Task material:
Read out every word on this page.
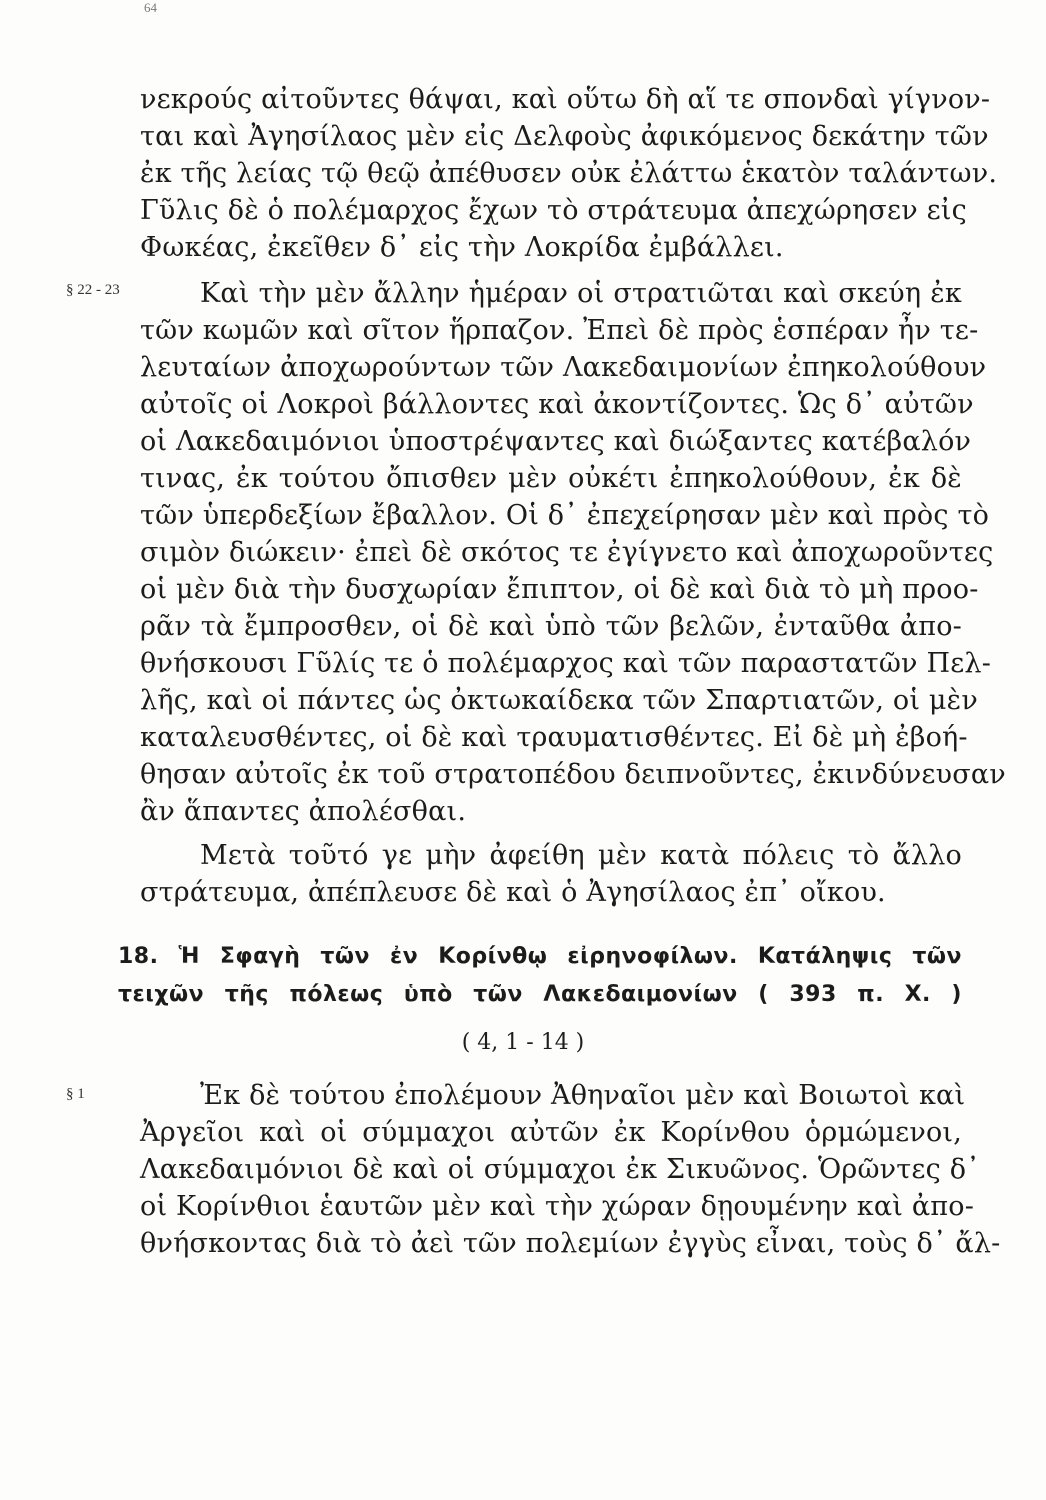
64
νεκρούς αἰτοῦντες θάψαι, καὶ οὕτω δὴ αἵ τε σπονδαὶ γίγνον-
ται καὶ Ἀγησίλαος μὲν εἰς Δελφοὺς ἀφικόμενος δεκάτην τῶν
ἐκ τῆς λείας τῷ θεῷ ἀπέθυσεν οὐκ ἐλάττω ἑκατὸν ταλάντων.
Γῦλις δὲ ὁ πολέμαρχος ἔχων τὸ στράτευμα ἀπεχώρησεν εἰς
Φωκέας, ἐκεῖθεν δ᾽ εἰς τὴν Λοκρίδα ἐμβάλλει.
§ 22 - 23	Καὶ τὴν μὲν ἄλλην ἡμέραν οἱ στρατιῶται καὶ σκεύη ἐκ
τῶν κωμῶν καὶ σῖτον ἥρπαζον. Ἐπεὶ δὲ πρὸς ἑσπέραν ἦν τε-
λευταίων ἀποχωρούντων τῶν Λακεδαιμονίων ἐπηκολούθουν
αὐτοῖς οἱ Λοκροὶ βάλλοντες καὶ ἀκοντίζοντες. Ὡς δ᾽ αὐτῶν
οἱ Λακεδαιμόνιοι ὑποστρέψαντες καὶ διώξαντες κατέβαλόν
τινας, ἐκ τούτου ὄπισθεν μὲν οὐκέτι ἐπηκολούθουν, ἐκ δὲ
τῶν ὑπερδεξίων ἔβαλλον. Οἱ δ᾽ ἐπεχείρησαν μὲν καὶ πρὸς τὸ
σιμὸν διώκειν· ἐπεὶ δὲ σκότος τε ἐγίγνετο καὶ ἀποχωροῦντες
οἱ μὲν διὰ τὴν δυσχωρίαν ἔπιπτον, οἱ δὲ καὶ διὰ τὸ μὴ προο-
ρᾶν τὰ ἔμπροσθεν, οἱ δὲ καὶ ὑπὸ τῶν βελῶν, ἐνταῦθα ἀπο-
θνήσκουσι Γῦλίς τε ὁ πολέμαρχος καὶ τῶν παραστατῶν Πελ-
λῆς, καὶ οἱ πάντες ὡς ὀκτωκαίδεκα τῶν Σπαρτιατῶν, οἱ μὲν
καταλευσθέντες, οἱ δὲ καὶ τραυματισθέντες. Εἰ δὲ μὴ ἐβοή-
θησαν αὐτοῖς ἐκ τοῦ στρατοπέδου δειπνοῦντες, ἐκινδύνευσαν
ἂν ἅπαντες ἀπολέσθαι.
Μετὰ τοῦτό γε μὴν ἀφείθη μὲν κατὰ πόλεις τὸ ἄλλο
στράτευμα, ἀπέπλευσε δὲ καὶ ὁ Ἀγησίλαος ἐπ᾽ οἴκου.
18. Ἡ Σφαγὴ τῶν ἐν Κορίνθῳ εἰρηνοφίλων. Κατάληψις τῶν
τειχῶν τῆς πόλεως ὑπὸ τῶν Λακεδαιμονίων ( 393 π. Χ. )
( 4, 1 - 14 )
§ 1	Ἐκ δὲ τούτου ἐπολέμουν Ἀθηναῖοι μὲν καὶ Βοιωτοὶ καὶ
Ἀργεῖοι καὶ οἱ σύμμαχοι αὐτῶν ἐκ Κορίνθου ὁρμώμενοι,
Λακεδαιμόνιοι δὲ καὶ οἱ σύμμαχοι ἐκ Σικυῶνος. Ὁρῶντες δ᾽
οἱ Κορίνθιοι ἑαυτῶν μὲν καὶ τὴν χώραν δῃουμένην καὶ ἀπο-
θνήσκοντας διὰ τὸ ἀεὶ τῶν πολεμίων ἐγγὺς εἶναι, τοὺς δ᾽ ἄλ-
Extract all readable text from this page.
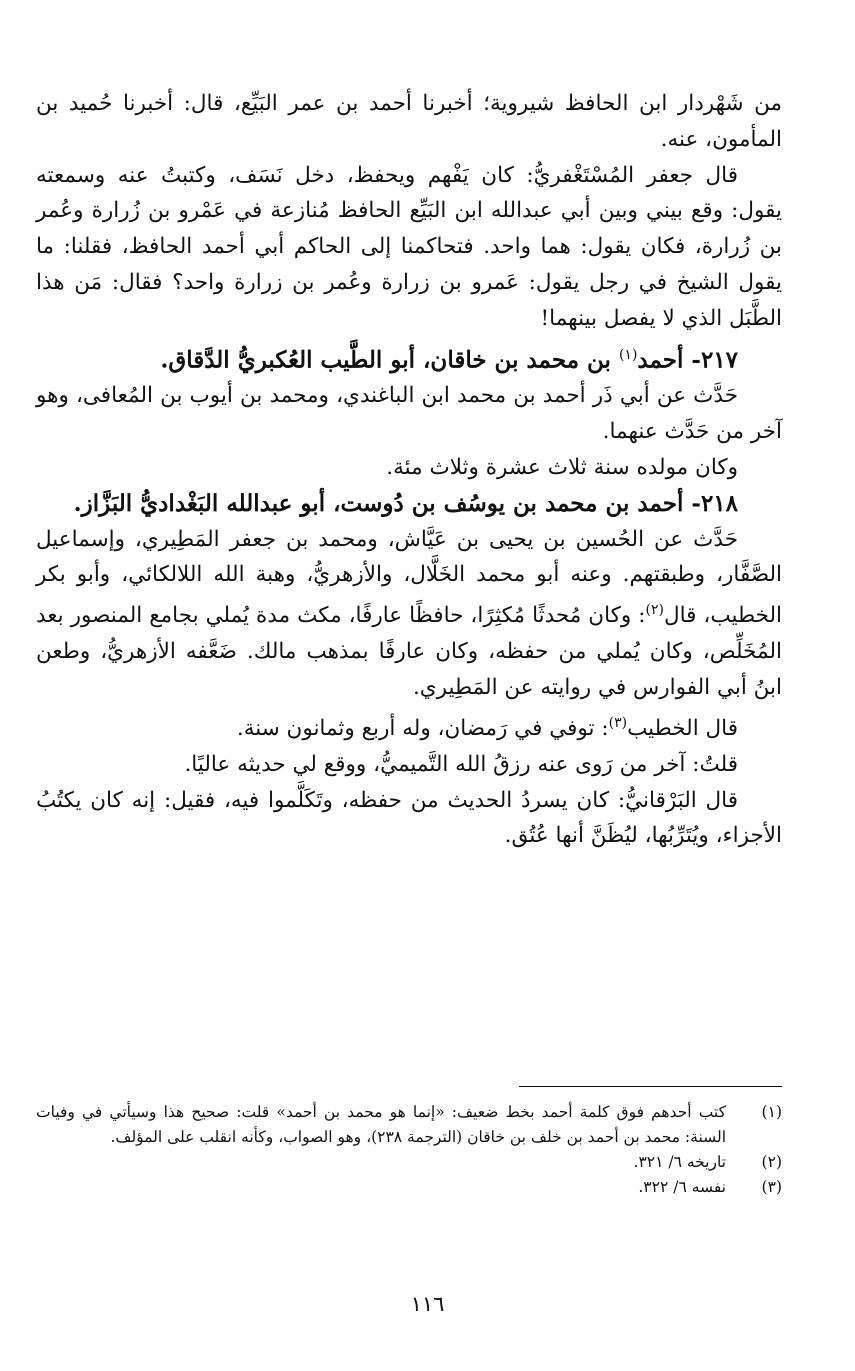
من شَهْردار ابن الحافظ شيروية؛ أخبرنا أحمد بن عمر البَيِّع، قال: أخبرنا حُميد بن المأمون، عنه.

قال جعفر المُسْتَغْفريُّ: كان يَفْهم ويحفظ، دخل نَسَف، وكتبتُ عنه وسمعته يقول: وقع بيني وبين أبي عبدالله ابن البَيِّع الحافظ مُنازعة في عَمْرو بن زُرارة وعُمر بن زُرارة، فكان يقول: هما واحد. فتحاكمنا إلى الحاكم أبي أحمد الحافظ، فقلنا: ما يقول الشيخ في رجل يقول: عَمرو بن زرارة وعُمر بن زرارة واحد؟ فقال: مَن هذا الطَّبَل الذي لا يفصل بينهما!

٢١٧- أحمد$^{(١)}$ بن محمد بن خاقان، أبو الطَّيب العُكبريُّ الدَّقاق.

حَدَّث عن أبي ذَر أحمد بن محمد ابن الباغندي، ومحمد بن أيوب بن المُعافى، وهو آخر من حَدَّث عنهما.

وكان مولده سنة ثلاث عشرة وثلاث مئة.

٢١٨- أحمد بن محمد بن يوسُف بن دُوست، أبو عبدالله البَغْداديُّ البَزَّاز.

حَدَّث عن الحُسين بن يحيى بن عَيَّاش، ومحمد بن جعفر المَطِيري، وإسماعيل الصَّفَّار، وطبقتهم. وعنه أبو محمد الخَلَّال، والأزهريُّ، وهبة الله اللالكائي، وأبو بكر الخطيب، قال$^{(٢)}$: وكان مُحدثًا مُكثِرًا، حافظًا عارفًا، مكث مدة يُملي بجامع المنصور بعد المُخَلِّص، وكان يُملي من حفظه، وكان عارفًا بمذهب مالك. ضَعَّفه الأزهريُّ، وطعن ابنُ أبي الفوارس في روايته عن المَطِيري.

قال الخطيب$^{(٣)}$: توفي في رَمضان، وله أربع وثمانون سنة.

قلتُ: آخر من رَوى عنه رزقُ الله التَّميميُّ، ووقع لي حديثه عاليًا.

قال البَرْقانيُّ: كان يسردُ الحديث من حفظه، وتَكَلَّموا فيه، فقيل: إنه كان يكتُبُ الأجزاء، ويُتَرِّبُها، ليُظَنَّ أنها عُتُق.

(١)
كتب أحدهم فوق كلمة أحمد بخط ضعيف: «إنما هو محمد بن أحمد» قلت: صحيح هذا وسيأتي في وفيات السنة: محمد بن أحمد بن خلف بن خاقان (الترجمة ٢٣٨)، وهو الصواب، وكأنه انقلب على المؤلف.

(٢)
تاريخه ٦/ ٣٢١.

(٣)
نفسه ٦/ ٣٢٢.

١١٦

What to do: Each entry shown above must be quoted exactly, with its pictures left out.

Result below:
Read out every word on this page.
64
νεκρούς αἰτοῦντες θάψαι, καὶ οὕτω δὴ αἵ τε σπονδαὶ γίγνον-
ται καὶ Ἀγησίλαος μὲν εἰς Δελφοὺς ἀφικόμενος δεκάτην τῶν
ἐκ τῆς λείας τῷ θεῷ ἀπέθυσεν οὐκ ἐλάττω ἑκατὸν ταλάντων.
Γῦλις δὲ ὁ πολέμαρχος ἔχων τὸ στράτευμα ἀπεχώρησεν εἰς
Φωκέας, ἐκεῖθεν δ᾽ εἰς τὴν Λοκρίδα ἐμβάλλει.
§ 22 - 23	Καὶ τὴν μὲν ἄλλην ἡμέραν οἱ στρατιῶται καὶ σκεύη ἐκ
τῶν κωμῶν καὶ σῖτον ἥρπαζον. Ἐπεὶ δὲ πρὸς ἑσπέραν ἦν τε-
λευταίων ἀποχωρούντων τῶν Λακεδαιμονίων ἐπηκολούθουν
αὐτοῖς οἱ Λοκροὶ βάλλοντες καὶ ἀκοντίζοντες. Ὡς δ᾽ αὐτῶν
οἱ Λακεδαιμόνιοι ὑποστρέψαντες καὶ διώξαντες κατέβαλόν
τινας, ἐκ τούτου ὄπισθεν μὲν οὐκέτι ἐπηκολούθουν, ἐκ δὲ
τῶν ὑπερδεξίων ἔβαλλον. Οἱ δ᾽ ἐπεχείρησαν μὲν καὶ πρὸς τὸ
σιμὸν διώκειν· ἐπεὶ δὲ σκότος τε ἐγίγνετο καὶ ἀποχωροῦντες
οἱ μὲν διὰ τὴν δυσχωρίαν ἔπιπτον, οἱ δὲ καὶ διὰ τὸ μὴ προο-
ρᾶν τὰ ἔμπροσθεν, οἱ δὲ καὶ ὑπὸ τῶν βελῶν, ἐνταῦθα ἀπο-
θνήσκουσι Γῦλίς τε ὁ πολέμαρχος καὶ τῶν παραστατῶν Πελ-
λῆς, καὶ οἱ πάντες ὡς ὀκτωκαίδεκα τῶν Σπαρτιατῶν, οἱ μὲν
καταλευσθέντες, οἱ δὲ καὶ τραυματισθέντες. Εἰ δὲ μὴ ἐβοή-
θησαν αὐτοῖς ἐκ τοῦ στρατοπέδου δειπνοῦντες, ἐκινδύνευσαν
ἂν ἅπαντες ἀπολέσθαι.
Μετὰ τοῦτό γε μὴν ἀφείθη μὲν κατὰ πόλεις τὸ ἄλλο
στράτευμα, ἀπέπλευσε δὲ καὶ ὁ Ἀγησίλαος ἐπ᾽ οἴκου.
18. Ἡ Σφαγὴ τῶν ἐν Κορίνθῳ εἰρηνοφίλων. Κατάληψις τῶν
τειχῶν τῆς πόλεως ὑπὸ τῶν Λακεδαιμονίων ( 393 π. Χ. )
( 4, 1 - 14 )
§ 1	Ἐκ δὲ τούτου ἐπολέμουν Ἀθηναῖοι μὲν καὶ Βοιωτοὶ καὶ
Ἀργεῖοι καὶ οἱ σύμμαχοι αὐτῶν ἐκ Κορίνθου ὁρμώμενοι,
Λακεδαιμόνιοι δὲ καὶ οἱ σύμμαχοι ἐκ Σικυῶνος. Ὁρῶντες δ᾽
οἱ Κορίνθιοι ἑαυτῶν μὲν καὶ τὴν χώραν δῃουμένην καὶ ἀπο-
θνήσκοντας διὰ τὸ ἀεὶ τῶν πολεμίων ἐγγὺς εἶναι, τοὺς δ᾽ ἄλ-
Extract all readable text from this page.
من شَهْردار ابن الحافظ شيروية؛ أخبرنا أحمد بن عمر البَيِّع، قال: أخبرنا حُميد بن المأمون، عنه.

قال جعفر المُسْتَغْفريُّ: كان يَفْهم ويحفظ، دخل نَسَف، وكتبتُ عنه وسمعته يقول: وقع بيني وبين أبي عبدالله ابن البَيِّع الحافظ مُنازعة في عَمْرو بن زُرارة وعُمر بن زُرارة، فكان يقول: هما واحد. فتحاكمنا إلى الحاكم أبي أحمد الحافظ، فقلنا: ما يقول الشيخ في رجل يقول: عَمرو بن زرارة وعُمر بن زرارة واحد؟ فقال: مَن هذا الطَّبَل الذي لا يفصل بينهما!

٢١٧- أحمد$^{(١)}$ بن محمد بن خاقان، أبو الطَّيب العُكبريُّ الدَّقاق.

حَدَّث عن أبي ذَر أحمد بن محمد ابن الباغندي، ومحمد بن أيوب بن المُعافى، وهو آخر من حَدَّث عنهما.

وكان مولده سنة ثلاث عشرة وثلاث مئة.

٢١٨- أحمد بن محمد بن يوسُف بن دُوست، أبو عبدالله البَغْداديُّ البَزَّاز.

حَدَّث عن الحُسين بن يحيى بن عَيَّاش، ومحمد بن جعفر المَطِيري، وإسماعيل الصَّفَّار، وطبقتهم. وعنه أبو محمد الخَلَّال، والأزهريُّ، وهبة الله اللالكائي، وأبو بكر الخطيب، قال$^{(٢)}$: وكان مُحدثًا مُكثِرًا، حافظًا عارفًا، مكث مدة يُملي بجامع المنصور بعد المُخَلِّص، وكان يُملي من حفظه، وكان عارفًا بمذهب مالك. ضَعَّفه الأزهريُّ، وطعن ابنُ أبي الفوارس في روايته عن المَطِيري.

قال الخطيب$^{(٣)}$: توفي في رَمضان، وله أربع وثمانون سنة.

قلتُ: آخر من رَوى عنه رزقُ الله التَّميميُّ، ووقع لي حديثه عاليًا.

قال البَرْقانيُّ: كان يسردُ الحديث من حفظه، وتَكَلَّموا فيه، فقيل: إنه كان يكتُبُ الأجزاء، ويُتَرِّبُها، ليُظَنَّ أنها عُتُق.

(١)
كتب أحدهم فوق كلمة أحمد بخط ضعيف: «إنما هو محمد بن أحمد» قلت: صحيح هذا وسيأتي في وفيات السنة: محمد بن أحمد بن خلف بن خاقان (الترجمة ٢٣٨)، وهو الصواب، وكأنه انقلب على المؤلف.

(٢)
تاريخه ٦/ ٣٢١.

(٣)
نفسه ٦/ ٣٢٢.

١١٦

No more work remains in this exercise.